---- Dataset excerpts

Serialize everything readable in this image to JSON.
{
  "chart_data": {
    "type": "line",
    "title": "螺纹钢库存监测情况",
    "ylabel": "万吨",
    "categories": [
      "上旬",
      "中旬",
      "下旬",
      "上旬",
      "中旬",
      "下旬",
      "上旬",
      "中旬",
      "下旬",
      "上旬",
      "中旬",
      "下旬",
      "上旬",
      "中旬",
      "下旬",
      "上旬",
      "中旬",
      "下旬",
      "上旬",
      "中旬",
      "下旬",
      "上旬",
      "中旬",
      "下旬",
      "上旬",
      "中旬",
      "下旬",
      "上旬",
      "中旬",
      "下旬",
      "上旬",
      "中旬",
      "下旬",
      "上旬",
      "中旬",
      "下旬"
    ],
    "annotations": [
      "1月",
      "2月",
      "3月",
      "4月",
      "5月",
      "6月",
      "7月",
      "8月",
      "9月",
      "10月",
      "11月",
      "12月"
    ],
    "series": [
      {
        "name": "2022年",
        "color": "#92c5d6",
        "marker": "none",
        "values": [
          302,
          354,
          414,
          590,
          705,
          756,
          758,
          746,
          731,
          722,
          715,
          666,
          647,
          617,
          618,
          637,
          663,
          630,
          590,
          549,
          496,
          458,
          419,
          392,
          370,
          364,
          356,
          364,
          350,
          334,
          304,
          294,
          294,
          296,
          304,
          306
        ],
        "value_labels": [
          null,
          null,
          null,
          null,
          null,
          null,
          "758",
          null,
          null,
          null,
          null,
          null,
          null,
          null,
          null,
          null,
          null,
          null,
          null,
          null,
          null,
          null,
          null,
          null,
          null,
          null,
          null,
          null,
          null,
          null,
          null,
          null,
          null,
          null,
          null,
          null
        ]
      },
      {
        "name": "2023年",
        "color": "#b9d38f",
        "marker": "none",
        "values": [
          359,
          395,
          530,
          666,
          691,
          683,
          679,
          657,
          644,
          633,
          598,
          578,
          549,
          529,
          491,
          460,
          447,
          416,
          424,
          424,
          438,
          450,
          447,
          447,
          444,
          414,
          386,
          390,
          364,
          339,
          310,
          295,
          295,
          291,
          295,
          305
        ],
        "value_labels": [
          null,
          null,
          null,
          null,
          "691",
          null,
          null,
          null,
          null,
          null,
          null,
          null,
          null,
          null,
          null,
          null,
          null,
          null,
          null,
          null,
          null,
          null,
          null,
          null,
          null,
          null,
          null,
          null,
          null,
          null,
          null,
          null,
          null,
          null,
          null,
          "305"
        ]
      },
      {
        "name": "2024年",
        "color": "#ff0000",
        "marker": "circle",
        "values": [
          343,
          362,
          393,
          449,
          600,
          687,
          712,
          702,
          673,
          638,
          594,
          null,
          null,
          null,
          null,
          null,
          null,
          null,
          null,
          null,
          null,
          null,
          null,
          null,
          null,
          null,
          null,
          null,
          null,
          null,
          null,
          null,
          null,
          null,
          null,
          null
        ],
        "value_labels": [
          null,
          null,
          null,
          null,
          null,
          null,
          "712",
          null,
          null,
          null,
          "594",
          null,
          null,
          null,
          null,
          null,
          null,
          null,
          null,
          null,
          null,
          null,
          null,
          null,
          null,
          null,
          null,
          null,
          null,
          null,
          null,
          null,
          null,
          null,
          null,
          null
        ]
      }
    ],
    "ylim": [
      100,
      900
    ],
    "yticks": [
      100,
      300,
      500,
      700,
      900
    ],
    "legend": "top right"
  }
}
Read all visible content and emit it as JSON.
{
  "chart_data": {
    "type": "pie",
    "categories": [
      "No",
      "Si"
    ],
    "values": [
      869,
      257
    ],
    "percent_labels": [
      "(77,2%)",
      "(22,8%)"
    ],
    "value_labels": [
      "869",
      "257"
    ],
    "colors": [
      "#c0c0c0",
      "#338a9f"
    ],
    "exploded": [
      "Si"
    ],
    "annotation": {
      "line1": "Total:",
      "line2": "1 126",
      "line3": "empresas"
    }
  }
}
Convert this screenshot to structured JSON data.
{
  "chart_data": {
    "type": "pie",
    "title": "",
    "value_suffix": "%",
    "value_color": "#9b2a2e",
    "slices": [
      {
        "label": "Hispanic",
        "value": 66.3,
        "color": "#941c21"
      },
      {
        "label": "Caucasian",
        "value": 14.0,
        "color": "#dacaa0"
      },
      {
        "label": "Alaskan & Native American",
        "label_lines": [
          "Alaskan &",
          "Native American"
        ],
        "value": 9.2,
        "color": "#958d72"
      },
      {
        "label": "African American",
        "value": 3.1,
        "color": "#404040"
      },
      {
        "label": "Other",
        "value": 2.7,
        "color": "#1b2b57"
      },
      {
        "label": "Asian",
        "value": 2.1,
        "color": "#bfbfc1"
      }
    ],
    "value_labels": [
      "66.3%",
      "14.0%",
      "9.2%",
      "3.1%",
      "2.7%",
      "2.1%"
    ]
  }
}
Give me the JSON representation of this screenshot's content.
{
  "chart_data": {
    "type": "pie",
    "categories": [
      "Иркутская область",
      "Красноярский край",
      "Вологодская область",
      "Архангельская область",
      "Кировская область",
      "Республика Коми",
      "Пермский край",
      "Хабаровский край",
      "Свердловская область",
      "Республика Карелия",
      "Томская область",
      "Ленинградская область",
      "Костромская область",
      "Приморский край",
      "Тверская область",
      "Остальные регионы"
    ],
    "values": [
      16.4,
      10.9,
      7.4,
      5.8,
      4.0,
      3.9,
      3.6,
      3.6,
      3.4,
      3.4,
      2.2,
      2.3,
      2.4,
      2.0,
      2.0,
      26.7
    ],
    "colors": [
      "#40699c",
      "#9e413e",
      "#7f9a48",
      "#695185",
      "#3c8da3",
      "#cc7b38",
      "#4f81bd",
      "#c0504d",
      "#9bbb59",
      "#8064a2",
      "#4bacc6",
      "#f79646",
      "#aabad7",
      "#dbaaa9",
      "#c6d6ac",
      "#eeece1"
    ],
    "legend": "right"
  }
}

--------

> The problem: Faithfully copy every entry, leaving nothing out.

> Result for this exercise:
Serialize everything readable in this image to JSON.
{
  "chart_data": {
    "type": "line",
    "title": "螺纹钢库存监测情况",
    "ylabel": "万吨",
    "categories": [
      "上旬",
      "中旬",
      "下旬",
      "上旬",
      "中旬",
      "下旬",
      "上旬",
      "中旬",
      "下旬",
      "上旬",
      "中旬",
      "下旬",
      "上旬",
      "中旬",
      "下旬",
      "上旬",
      "中旬",
      "下旬",
      "上旬",
      "中旬",
      "下旬",
      "上旬",
      "中旬",
      "下旬",
      "上旬",
      "中旬",
      "下旬",
      "上旬",
      "中旬",
      "下旬",
      "上旬",
      "中旬",
      "下旬",
      "上旬",
      "中旬",
      "下旬"
    ],
    "annotations": [
      "1月",
      "2月",
      "3月",
      "4月",
      "5月",
      "6月",
      "7月",
      "8月",
      "9月",
      "10月",
      "11月",
      "12月"
    ],
    "series": [
      {
        "name": "2022年",
        "color": "#92c5d6",
        "marker": "none",
        "values": [
          302,
          354,
          414,
          590,
          705,
          756,
          758,
          746,
          731,
          722,
          715,
          666,
          647,
          617,
          618,
          637,
          663,
          630,
          590,
          549,
          496,
          458,
          419,
          392,
          370,
          364,
          356,
          364,
          350,
          334,
          304,
          294,
          294,
          296,
          304,
          306
        ],
        "value_labels": [
          null,
          null,
          null,
          null,
          null,
          null,
          "758",
          null,
          null,
          null,
          null,
          null,
          null,
          null,
          null,
          null,
          null,
          null,
          null,
          null,
          null,
          null,
          null,
          null,
          null,
          null,
          null,
          null,
          null,
          null,
          null,
          null,
          null,
          null,
          null,
          null
        ]
      },
      {
        "name": "2023年",
        "color": "#b9d38f",
        "marker": "none",
        "values": [
          359,
          395,
          530,
          666,
          691,
          683,
          679,
          657,
          644,
          633,
          598,
          578,
          549,
          529,
          491,
          460,
          447,
          416,
          424,
          424,
          438,
          450,
          447,
          447,
          444,
          414,
          386,
          390,
          364,
          339,
          310,
          295,
          295,
          291,
          295,
          305
        ],
        "value_labels": [
          null,
          null,
          null,
          null,
          "691",
          null,
          null,
          null,
          null,
          null,
          null,
          null,
          null,
          null,
          null,
          null,
          null,
          null,
          null,
          null,
          null,
          null,
          null,
          null,
          null,
          null,
          null,
          null,
          null,
          null,
          null,
          null,
          null,
          null,
          null,
          "305"
        ]
      },
      {
        "name": "2024年",
        "color": "#ff0000",
        "marker": "circle",
        "values": [
          343,
          362,
          393,
          449,
          600,
          687,
          712,
          702,
          673,
          638,
          594,
          null,
          null,
          null,
          null,
          null,
          null,
          null,
          null,
          null,
          null,
          null,
          null,
          null,
          null,
          null,
          null,
          null,
          null,
          null,
          null,
          null,
          null,
          null,
          null,
          null
        ],
        "value_labels": [
          null,
          null,
          null,
          null,
          null,
          null,
          "712",
          null,
          null,
          null,
          "594",
          null,
          null,
          null,
          null,
          null,
          null,
          null,
          null,
          null,
          null,
          null,
          null,
          null,
          null,
          null,
          null,
          null,
          null,
          null,
          null,
          null,
          null,
          null,
          null,
          null
        ]
      }
    ],
    "ylim": [
      100,
      900
    ],
    "yticks": [
      100,
      300,
      500,
      700,
      900
    ],
    "legend": "top right"
  }
}
Read all visible content and emit it as JSON.
{
  "chart_data": {
    "type": "pie",
    "categories": [
      "No",
      "Si"
    ],
    "values": [
      869,
      257
    ],
    "percent_labels": [
      "(77,2%)",
      "(22,8%)"
    ],
    "value_labels": [
      "869",
      "257"
    ],
    "colors": [
      "#c0c0c0",
      "#338a9f"
    ],
    "exploded": [
      "Si"
    ],
    "annotation": {
      "line1": "Total:",
      "line2": "1 126",
      "line3": "empresas"
    }
  }
}
Convert this screenshot to structured JSON data.
{
  "chart_data": {
    "type": "pie",
    "title": "",
    "value_suffix": "%",
    "value_color": "#9b2a2e",
    "slices": [
      {
        "label": "Hispanic",
        "value": 66.3,
        "color": "#941c21"
      },
      {
        "label": "Caucasian",
        "value": 14.0,
        "color": "#dacaa0"
      },
      {
        "label": "Alaskan & Native American",
        "label_lines": [
          "Alaskan &",
          "Native American"
        ],
        "value": 9.2,
        "color": "#958d72"
      },
      {
        "label": "African American",
        "value": 3.1,
        "color": "#404040"
      },
      {
        "label": "Other",
        "value": 2.7,
        "color": "#1b2b57"
      },
      {
        "label": "Asian",
        "value": 2.1,
        "color": "#bfbfc1"
      }
    ],
    "value_labels": [
      "66.3%",
      "14.0%",
      "9.2%",
      "3.1%",
      "2.7%",
      "2.1%"
    ]
  }
}
Give me the JSON representation of this screenshot's content.
{
  "chart_data": {
    "type": "pie",
    "categories": [
      "Иркутская область",
      "Красноярский край",
      "Вологодская область",
      "Архангельская область",
      "Кировская область",
      "Республика Коми",
      "Пермский край",
      "Хабаровский край",
      "Свердловская область",
      "Республика Карелия",
      "Томская область",
      "Ленинградская область",
      "Костромская область",
      "Приморский край",
      "Тверская область",
      "Остальные регионы"
    ],
    "values": [
      16.4,
      10.9,
      7.4,
      5.8,
      4.0,
      3.9,
      3.6,
      3.6,
      3.4,
      3.4,
      2.2,
      2.3,
      2.4,
      2.0,
      2.0,
      26.7
    ],
    "colors": [
      "#40699c",
      "#9e413e",
      "#7f9a48",
      "#695185",
      "#3c8da3",
      "#cc7b38",
      "#4f81bd",
      "#c0504d",
      "#9bbb59",
      "#8064a2",
      "#4bacc6",
      "#f79646",
      "#aabad7",
      "#dbaaa9",
      "#c6d6ac",
      "#eeece1"
    ],
    "legend": "right"
  }
}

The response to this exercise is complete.